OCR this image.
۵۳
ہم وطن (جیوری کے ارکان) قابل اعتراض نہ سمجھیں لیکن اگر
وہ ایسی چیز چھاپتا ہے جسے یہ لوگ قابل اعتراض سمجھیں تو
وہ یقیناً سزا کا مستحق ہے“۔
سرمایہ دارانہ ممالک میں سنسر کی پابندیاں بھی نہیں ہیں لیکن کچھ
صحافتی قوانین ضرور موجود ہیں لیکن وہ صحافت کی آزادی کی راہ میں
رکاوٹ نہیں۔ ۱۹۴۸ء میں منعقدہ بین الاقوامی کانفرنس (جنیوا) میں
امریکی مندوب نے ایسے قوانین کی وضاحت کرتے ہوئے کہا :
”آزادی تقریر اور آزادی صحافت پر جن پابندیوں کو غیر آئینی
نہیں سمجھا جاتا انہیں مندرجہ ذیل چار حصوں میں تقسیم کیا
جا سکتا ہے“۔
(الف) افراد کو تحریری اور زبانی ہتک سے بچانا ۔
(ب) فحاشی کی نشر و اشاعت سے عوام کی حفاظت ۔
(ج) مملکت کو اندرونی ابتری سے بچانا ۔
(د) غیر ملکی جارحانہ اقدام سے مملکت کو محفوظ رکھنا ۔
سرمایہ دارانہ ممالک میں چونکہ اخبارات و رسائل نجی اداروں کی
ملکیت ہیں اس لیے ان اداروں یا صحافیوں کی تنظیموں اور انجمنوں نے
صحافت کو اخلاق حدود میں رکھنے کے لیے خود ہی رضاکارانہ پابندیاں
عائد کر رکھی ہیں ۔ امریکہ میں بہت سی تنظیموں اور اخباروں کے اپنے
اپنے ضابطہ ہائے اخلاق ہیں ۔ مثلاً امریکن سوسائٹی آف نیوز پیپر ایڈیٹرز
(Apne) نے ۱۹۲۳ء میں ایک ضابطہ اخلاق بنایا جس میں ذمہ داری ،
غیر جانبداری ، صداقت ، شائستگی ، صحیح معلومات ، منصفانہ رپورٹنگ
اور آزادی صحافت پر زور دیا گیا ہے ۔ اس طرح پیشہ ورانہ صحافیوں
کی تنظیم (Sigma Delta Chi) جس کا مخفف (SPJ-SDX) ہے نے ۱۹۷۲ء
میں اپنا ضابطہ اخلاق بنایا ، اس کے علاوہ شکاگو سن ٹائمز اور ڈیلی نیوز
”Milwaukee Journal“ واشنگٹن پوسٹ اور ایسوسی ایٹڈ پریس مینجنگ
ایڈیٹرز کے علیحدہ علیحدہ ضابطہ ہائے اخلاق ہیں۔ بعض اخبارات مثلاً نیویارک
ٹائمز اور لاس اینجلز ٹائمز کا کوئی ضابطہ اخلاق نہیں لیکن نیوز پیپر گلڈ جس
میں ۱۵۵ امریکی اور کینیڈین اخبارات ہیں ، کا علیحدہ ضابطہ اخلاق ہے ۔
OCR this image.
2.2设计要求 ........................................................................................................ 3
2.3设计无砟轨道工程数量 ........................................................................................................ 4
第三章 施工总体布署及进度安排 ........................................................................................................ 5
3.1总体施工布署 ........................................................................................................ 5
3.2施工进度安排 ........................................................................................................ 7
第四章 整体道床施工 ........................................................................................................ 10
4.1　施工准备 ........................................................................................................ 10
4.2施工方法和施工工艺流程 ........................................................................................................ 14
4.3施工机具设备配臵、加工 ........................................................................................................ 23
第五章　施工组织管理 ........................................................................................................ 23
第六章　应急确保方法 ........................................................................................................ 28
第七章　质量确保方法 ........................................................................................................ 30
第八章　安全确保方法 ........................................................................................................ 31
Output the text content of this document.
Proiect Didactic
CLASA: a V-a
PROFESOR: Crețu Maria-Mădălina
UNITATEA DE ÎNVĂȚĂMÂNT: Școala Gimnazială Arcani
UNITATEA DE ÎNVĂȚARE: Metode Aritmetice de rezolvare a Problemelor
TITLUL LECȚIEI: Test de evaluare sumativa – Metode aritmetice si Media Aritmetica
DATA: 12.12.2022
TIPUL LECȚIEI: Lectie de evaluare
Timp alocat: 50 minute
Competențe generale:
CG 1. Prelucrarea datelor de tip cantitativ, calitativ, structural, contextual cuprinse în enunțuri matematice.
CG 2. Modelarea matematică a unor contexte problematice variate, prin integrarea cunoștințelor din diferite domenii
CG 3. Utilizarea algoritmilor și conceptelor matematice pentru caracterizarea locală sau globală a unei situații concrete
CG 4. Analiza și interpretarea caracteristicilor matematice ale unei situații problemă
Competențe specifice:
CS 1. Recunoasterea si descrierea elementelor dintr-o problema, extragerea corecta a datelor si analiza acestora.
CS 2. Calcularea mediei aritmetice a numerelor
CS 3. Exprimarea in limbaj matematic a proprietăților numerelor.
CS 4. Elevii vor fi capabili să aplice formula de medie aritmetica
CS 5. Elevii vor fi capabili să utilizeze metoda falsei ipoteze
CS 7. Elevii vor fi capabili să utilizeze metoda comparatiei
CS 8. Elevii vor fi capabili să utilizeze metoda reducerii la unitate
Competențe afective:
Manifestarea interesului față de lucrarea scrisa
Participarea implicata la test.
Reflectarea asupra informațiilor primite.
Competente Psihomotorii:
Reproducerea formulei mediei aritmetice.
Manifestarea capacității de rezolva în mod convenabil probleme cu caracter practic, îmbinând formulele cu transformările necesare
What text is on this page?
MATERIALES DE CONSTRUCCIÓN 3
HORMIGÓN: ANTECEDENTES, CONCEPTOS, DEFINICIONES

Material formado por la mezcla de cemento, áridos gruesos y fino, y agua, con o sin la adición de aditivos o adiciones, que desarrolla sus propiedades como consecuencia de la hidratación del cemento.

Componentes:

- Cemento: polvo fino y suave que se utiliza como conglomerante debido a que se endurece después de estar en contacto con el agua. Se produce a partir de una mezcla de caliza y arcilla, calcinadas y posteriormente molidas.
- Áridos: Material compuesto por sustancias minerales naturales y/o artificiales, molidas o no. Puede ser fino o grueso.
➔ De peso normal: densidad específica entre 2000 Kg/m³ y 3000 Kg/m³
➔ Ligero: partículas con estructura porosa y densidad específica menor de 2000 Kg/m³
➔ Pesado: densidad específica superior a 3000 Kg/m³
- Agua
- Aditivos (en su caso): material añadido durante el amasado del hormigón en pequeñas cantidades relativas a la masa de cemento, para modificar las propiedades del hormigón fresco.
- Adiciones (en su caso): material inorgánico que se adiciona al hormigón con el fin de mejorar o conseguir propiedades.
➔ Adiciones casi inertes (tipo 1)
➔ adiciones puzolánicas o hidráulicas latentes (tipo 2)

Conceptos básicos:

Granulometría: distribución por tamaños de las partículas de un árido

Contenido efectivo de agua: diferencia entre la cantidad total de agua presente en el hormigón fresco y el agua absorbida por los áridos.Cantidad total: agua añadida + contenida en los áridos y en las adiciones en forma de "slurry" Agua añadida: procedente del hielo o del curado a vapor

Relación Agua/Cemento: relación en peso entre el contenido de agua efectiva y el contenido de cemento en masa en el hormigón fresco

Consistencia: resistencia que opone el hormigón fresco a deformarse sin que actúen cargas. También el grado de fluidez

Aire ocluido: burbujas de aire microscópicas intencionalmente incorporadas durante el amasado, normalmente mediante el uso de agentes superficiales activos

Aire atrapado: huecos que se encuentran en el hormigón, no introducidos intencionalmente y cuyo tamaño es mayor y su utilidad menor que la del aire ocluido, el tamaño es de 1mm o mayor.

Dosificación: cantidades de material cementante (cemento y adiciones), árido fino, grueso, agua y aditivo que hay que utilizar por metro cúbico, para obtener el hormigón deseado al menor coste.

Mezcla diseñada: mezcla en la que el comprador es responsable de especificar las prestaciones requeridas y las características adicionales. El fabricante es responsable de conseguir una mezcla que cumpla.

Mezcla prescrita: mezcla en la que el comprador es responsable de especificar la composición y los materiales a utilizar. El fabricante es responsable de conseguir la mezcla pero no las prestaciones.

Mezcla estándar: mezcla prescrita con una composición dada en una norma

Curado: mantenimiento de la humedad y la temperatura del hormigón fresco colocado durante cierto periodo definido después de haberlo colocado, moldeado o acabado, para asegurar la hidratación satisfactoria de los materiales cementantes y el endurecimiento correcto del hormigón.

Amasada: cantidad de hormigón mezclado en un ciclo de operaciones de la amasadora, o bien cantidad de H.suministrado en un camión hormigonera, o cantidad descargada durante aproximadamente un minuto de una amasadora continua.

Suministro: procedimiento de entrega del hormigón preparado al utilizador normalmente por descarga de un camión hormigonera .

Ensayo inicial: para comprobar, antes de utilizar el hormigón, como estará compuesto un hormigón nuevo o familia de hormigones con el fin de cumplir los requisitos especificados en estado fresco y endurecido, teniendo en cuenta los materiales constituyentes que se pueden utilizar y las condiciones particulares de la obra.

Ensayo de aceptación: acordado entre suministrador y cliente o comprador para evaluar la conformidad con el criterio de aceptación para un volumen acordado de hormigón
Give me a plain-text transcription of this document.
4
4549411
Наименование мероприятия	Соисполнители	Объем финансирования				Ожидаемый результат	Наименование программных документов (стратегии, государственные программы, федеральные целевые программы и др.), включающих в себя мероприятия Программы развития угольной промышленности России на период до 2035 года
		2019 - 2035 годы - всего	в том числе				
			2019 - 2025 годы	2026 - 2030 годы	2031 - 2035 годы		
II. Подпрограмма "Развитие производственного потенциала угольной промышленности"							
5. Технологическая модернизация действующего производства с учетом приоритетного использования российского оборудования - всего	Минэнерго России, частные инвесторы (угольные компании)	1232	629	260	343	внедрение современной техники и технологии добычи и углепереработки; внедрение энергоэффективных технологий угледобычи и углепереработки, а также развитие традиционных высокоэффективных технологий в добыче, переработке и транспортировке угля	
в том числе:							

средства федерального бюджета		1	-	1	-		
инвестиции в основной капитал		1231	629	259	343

___

TASK REQUIREMENTS
Pick out the lines containing the word "تنظیموں" and show them.

WRITTEN RESPONSE
ملکیت ہیں اس لیے ان اداروں یا صحافیوں کی تنظیموں اور انجمنوں نے
عائد کر رکھی ہیں ۔ امریکہ میں بہت سی تنظیموں اور اخباروں کے اپنے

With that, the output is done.